• WORK TO COMPLETE:
1. Summarize the coaching account in two sentences.
2. From the coaching account, reproduce word for word the passage from "I sent out my" up to and including "true, after all.".

• READING TEXT:
----

I sent out my materials to her, which involve 170 pages written and over 11 hours of audio lecture. The course comes with three separate coaching sessions one-on-one with me. Well, this student gets on the phone with me and essentially unleashes a lot of her opinions about where I'm "wrong" and won't let me get a word in edgewise. So, I let her talk, remind her to keep a "beginner's mind" and to try on and give a fair shot to what I have to teach. She tells me that she has a lot to teach me, and I gently remind her that I didn't sign on for a student/teacher relationship with her (I was really, really proud of that, actually.) So, all in all, quite pleasant, I really don't give much thought to people who think they're "right" and I'm "wrong" because we're all "right." Whatever we believe is true, after all.

----

• DATASET ENTRIES:

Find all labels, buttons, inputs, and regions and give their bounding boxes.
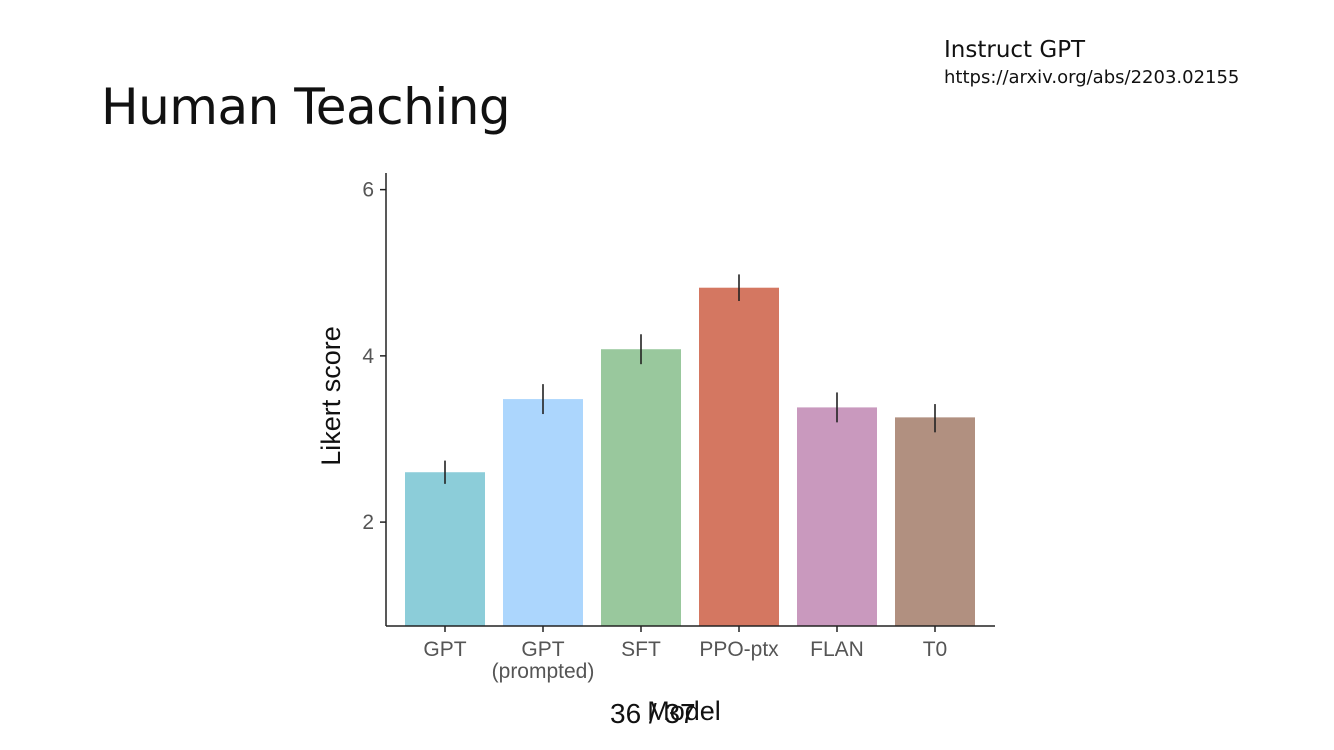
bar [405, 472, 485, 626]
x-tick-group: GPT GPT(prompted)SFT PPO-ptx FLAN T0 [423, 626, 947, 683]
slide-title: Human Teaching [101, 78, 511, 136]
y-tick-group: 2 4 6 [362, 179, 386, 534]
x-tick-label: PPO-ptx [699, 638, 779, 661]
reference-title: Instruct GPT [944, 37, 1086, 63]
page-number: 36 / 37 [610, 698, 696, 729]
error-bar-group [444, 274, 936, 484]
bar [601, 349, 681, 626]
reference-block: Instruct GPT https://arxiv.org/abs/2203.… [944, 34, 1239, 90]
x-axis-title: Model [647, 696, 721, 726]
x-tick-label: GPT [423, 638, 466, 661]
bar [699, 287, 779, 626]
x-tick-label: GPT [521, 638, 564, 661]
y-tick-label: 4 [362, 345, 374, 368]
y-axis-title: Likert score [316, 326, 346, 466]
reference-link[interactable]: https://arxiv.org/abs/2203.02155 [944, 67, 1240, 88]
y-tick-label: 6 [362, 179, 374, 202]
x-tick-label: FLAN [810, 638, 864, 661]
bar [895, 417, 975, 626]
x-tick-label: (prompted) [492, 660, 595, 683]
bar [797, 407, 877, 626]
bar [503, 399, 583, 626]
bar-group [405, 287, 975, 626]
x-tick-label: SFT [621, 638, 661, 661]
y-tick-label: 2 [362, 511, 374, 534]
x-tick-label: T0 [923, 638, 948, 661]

----

• SOLUTIONS:
1. After the writer sent a student 170 written pages and over 11 hours of audio lectures, she used a one-on-one coaching call to insist at length on where the writer was "wrong" and said she had a lot to teach the writer. The writer let her talk, reminded her to keep a "beginner's mind" and give the material a fair shot, gently noted that the arrangement wasn't a student/teacher relationship in her favor, and called the whole thing quite pleasant, since "we're all 'right.'"

2.
I sent out my materials to her, which involve 170 pages written and over 11 hours of audio lecture. The course comes with three separate coaching sessions one-on-one with me. Well, this student gets on the phone with me and essentially unleashes a lot of her opinions about where I'm "wrong" and won't let me get a word in edgewise. So, I let her talk, remind her to keep a "beginner's mind" and to try on and give a fair shot to what I have to teach. She tells me that she has a lot to teach me, and I gently remind her that I didn't sign on for a student/teacher relationship with her (I was really, really proud of that, actually.) So, all in all, quite pleasant, I really don't give much thought to people who think they're "right" and I'm "wrong" because we're all "right." Whatever we believe is true, after all.